> _Work instructions_: Determine how many lines contain the string "JSON" and reply with that number alone.

> _Entries with figure data_:
<<<<

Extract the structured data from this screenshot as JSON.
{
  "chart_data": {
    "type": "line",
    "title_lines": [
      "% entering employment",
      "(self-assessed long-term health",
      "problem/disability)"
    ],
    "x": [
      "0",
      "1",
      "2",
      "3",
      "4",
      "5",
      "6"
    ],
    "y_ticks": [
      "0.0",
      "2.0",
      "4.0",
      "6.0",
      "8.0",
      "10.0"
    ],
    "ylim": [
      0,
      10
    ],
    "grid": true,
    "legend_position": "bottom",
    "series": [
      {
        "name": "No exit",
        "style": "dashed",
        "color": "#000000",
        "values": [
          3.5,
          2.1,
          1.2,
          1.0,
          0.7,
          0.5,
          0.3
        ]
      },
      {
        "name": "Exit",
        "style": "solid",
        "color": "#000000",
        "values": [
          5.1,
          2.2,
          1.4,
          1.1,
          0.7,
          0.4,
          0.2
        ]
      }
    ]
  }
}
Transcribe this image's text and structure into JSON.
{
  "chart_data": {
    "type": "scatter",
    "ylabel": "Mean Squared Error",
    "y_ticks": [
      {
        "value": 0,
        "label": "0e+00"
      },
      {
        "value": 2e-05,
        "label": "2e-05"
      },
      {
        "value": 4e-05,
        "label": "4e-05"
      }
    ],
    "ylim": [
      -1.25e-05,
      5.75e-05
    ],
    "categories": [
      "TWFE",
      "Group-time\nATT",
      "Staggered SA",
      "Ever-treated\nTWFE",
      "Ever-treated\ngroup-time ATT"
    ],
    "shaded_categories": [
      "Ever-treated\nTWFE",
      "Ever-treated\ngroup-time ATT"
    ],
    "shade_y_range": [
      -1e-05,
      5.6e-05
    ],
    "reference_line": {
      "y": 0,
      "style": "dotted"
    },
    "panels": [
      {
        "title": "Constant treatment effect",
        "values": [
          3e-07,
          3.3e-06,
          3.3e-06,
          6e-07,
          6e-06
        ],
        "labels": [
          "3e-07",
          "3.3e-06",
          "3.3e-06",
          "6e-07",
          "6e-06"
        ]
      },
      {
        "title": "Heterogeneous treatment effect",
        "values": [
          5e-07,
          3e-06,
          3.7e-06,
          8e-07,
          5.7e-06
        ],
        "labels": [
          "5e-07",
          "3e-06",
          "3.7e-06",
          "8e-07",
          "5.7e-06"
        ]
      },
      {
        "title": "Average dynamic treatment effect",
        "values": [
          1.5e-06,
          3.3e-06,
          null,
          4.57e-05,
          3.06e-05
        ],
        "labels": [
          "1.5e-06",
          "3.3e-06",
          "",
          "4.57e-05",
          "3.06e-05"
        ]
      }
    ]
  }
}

>>>>

> _Right answer_: 2